(What you should do): With the line containing "Serialize everything readable" as the starting point, output the remaining lines of the data exactly as they are, through the last.

★ ★ ★ ★ ★ ★ ★

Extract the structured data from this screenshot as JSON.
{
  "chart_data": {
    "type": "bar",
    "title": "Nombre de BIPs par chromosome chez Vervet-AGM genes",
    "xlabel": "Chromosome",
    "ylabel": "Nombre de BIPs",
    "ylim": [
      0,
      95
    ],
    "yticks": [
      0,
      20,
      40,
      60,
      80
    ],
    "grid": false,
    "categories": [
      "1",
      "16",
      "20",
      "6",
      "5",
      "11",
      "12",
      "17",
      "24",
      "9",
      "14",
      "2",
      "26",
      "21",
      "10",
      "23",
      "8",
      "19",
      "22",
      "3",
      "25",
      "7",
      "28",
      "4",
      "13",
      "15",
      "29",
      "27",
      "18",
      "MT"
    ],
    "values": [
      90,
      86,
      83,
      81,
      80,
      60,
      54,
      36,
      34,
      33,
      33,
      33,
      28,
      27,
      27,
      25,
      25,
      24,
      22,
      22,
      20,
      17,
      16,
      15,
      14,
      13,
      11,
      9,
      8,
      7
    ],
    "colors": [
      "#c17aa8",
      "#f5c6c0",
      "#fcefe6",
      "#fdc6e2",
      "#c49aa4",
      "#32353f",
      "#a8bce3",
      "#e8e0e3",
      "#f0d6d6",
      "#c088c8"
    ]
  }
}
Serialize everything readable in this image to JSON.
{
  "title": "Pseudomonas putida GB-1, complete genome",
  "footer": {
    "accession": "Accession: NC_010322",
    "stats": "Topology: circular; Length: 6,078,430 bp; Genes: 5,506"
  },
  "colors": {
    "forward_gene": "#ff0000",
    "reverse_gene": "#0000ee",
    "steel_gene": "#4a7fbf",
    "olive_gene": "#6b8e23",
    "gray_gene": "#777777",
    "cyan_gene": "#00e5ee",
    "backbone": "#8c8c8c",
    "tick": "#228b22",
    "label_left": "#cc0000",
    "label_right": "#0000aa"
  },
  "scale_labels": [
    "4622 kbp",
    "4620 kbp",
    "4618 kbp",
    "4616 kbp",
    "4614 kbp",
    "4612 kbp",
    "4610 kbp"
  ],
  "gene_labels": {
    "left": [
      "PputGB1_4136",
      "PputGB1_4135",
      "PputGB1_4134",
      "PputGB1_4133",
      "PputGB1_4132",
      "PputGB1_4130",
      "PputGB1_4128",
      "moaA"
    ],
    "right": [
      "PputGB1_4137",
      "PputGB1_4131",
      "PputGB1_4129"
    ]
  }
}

★ ★ ★ ★ ★ ★ ★

(Your solution):
Serialize everything readable in this image to JSON.
{
  "title": "Pseudomonas putida GB-1, complete genome",
  "footer": {
    "accession": "Accession: NC_010322",
    "stats": "Topology: circular; Length: 6,078,430 bp; Genes: 5,506"
  },
  "colors": {
    "forward_gene": "#ff0000",
    "reverse_gene": "#0000ee",
    "steel_gene": "#4a7fbf",
    "olive_gene": "#6b8e23",
    "gray_gene": "#777777",
    "cyan_gene": "#00e5ee",
    "backbone": "#8c8c8c",
    "tick": "#228b22",
    "label_left": "#cc0000",
    "label_right": "#0000aa"
  },
  "scale_labels": [
    "4622 kbp",
    "4620 kbp",
    "4618 kbp",
    "4616 kbp",
    "4614 kbp",
    "4612 kbp",
    "4610 kbp"
  ],
  "gene_labels": {
    "left": [
      "PputGB1_4136",
      "PputGB1_4135",
      "PputGB1_4134",
      "PputGB1_4133",
      "PputGB1_4132",
      "PputGB1_4130",
      "PputGB1_4128",
      "moaA"
    ],
    "right": [
      "PputGB1_4137",
      "PputGB1_4131",
      "PputGB1_4129"
    ]
  }
}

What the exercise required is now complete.